Locate the string "they" throughout the material and copy every line in which it occurs.

Begin

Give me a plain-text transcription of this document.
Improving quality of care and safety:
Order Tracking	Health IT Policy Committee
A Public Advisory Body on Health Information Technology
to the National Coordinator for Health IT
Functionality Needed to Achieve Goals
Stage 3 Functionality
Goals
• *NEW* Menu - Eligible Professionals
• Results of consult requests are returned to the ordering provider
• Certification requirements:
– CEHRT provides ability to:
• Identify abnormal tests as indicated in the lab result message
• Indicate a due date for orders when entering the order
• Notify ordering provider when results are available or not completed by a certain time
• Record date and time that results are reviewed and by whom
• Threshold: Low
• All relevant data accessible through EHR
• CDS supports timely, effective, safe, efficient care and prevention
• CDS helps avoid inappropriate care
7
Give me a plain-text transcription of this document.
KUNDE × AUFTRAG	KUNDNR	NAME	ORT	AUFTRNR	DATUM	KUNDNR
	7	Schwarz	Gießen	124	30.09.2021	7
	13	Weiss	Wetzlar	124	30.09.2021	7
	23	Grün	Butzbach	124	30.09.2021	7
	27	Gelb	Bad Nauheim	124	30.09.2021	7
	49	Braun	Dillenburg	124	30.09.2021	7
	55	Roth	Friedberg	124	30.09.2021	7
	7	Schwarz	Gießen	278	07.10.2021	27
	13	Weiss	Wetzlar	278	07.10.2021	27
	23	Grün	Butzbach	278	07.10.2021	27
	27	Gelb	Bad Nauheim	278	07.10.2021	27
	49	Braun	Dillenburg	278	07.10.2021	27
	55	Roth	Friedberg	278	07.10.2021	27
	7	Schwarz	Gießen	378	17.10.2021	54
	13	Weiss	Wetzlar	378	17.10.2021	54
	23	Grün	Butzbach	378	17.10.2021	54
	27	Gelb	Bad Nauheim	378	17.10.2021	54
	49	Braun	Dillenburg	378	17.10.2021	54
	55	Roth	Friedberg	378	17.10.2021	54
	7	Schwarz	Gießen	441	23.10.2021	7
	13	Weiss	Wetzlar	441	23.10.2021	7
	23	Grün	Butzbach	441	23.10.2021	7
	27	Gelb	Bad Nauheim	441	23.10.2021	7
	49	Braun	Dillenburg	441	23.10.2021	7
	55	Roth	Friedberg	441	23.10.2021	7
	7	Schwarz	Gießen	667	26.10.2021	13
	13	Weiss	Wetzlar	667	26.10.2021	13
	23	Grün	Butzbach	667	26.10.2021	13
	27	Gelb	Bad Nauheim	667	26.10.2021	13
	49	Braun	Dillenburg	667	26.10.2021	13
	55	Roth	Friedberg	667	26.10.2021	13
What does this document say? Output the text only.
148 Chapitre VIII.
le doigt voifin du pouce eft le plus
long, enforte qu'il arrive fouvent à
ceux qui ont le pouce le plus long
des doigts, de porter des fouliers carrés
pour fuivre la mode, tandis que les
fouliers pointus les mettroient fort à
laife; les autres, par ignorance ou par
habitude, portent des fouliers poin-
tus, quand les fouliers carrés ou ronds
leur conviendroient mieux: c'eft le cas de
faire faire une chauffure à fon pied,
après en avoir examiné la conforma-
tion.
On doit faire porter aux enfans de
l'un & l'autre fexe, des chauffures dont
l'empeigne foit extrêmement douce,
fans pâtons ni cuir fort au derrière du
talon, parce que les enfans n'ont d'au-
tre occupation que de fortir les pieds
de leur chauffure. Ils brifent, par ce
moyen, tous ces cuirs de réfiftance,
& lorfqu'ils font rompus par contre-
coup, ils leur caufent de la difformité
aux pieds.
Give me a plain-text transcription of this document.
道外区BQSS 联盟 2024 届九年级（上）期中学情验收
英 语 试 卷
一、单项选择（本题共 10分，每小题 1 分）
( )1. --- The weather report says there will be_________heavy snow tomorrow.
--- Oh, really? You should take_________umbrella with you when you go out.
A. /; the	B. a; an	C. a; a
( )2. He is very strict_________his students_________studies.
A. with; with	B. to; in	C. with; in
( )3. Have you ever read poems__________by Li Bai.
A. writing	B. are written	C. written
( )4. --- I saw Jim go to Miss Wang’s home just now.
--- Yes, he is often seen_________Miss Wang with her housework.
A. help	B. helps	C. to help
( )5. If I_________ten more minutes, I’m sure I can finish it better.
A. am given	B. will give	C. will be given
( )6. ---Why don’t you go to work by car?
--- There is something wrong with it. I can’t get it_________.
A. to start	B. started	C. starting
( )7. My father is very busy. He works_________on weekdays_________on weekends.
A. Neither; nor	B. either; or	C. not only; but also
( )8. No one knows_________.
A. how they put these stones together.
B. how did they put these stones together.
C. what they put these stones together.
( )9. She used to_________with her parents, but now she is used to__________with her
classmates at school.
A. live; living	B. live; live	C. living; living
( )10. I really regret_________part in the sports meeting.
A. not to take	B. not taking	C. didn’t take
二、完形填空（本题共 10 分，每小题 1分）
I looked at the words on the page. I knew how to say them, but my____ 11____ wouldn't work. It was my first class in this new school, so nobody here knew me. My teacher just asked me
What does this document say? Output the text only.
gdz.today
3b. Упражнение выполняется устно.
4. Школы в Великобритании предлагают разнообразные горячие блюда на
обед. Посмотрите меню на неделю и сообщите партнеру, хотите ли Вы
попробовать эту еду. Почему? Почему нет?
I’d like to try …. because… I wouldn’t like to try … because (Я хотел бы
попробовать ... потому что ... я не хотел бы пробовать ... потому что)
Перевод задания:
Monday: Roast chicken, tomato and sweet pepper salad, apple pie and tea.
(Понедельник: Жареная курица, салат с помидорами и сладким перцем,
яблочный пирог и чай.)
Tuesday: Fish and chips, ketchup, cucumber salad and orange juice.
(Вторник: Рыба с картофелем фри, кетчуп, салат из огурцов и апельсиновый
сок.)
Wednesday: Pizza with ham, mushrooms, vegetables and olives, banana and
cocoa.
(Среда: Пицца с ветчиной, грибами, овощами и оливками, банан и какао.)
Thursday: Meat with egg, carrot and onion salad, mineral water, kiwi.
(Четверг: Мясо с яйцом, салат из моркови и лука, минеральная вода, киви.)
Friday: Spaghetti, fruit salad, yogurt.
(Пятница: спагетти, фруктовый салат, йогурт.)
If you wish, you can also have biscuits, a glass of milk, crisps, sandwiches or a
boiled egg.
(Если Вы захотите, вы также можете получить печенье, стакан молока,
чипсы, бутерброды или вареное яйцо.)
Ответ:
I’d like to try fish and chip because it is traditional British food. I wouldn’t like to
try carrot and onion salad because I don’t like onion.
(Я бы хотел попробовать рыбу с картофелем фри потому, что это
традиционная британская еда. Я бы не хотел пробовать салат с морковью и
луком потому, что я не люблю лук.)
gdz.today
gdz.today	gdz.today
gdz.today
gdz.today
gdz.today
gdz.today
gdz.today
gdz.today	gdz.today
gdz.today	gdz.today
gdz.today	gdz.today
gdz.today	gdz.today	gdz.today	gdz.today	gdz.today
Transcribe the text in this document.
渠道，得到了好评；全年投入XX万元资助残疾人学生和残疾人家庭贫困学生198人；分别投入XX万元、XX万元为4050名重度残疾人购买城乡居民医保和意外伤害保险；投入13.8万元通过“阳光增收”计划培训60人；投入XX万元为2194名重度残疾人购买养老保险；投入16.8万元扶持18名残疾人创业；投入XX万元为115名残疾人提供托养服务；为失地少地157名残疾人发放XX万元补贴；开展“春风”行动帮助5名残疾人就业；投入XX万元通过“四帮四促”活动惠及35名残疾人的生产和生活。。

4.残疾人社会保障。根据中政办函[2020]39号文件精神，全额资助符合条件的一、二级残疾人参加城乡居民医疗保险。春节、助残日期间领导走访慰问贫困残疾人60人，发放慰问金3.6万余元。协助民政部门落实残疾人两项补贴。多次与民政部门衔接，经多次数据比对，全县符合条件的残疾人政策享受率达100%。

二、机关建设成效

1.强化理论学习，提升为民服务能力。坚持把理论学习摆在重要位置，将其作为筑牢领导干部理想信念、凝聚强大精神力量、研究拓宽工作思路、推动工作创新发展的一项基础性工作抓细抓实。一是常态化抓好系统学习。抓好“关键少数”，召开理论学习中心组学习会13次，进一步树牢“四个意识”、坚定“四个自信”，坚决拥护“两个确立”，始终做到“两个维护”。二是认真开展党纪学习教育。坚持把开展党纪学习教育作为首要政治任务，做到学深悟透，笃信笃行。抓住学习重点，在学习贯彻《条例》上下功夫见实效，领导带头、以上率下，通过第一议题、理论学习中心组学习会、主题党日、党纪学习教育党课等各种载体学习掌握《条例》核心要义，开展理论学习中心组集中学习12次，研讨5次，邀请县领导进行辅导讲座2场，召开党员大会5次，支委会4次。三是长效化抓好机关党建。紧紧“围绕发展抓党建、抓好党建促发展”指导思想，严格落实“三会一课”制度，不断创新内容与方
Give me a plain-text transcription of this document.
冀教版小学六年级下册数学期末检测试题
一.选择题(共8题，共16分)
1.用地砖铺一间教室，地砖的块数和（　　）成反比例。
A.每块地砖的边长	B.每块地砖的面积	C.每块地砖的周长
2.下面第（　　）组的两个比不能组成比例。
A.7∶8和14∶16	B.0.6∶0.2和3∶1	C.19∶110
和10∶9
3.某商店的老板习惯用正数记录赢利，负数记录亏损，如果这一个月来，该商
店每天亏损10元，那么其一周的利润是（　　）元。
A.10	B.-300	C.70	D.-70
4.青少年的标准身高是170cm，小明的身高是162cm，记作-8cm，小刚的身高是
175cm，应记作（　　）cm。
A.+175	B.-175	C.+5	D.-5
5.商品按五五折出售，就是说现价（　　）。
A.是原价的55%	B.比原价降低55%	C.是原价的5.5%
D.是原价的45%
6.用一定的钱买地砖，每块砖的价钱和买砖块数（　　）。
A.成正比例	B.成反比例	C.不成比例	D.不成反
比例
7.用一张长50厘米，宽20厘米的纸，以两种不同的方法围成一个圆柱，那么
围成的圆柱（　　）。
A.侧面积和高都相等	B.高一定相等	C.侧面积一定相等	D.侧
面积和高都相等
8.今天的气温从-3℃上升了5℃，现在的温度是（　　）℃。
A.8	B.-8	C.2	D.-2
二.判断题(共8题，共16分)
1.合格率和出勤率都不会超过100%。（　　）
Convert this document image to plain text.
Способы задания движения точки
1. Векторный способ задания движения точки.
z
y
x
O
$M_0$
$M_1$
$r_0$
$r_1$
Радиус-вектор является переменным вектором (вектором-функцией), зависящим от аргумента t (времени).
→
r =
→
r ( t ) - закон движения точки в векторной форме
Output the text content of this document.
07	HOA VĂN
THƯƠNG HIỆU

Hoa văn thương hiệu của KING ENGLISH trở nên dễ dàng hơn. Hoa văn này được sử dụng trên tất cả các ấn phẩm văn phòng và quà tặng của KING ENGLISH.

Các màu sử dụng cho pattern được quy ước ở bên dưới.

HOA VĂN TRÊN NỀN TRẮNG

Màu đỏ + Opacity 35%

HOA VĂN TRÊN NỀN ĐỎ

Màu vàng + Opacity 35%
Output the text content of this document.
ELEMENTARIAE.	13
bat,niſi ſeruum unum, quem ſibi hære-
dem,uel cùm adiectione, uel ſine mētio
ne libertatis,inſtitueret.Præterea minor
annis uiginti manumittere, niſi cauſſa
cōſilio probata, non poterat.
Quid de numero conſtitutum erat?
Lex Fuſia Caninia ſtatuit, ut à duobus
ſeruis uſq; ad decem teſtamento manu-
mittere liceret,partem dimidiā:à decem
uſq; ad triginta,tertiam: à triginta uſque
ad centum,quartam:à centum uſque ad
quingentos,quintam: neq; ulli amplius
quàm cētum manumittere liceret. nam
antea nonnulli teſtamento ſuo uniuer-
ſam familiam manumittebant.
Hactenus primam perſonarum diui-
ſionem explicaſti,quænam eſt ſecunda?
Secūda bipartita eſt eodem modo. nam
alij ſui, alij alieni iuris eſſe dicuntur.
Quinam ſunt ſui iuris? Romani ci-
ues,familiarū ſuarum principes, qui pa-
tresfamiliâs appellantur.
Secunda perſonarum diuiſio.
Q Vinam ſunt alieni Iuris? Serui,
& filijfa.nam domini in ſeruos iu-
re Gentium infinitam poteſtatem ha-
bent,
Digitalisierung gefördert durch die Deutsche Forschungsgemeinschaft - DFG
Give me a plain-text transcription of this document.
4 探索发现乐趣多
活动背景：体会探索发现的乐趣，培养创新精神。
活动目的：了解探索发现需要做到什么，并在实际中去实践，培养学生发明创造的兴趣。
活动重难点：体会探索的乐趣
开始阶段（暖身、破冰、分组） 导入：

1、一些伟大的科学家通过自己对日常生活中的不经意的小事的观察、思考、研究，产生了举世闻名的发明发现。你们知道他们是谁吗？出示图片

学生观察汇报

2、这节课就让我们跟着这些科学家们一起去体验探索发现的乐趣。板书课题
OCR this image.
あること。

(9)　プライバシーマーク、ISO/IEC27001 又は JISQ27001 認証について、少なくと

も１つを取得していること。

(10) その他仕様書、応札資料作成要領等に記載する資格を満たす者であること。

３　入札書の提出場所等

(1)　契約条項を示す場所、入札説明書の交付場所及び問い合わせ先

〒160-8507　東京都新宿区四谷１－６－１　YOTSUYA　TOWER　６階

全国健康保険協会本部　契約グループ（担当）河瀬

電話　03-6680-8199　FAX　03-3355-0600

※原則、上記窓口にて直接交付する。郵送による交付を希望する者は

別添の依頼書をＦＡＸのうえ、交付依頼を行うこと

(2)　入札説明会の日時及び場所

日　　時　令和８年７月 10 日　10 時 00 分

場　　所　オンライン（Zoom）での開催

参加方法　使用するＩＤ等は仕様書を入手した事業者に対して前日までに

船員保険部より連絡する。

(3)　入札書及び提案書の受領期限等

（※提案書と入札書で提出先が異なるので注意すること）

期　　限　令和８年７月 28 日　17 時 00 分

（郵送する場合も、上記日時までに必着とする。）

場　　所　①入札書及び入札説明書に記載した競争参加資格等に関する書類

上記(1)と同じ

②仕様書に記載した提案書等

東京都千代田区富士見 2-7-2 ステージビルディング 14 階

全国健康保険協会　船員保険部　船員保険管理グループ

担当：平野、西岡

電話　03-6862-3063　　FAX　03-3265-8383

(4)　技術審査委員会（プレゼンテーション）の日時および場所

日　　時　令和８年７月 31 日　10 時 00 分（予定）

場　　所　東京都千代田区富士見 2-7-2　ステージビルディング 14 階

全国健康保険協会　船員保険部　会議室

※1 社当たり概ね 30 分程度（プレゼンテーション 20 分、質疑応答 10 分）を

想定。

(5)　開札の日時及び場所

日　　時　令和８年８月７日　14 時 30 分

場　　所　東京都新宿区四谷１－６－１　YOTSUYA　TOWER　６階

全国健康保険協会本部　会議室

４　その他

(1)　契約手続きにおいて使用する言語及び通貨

End

## Solution to this task
A. how they put these stones together.
B. how did they put these stones together.
C. what they put these stones together.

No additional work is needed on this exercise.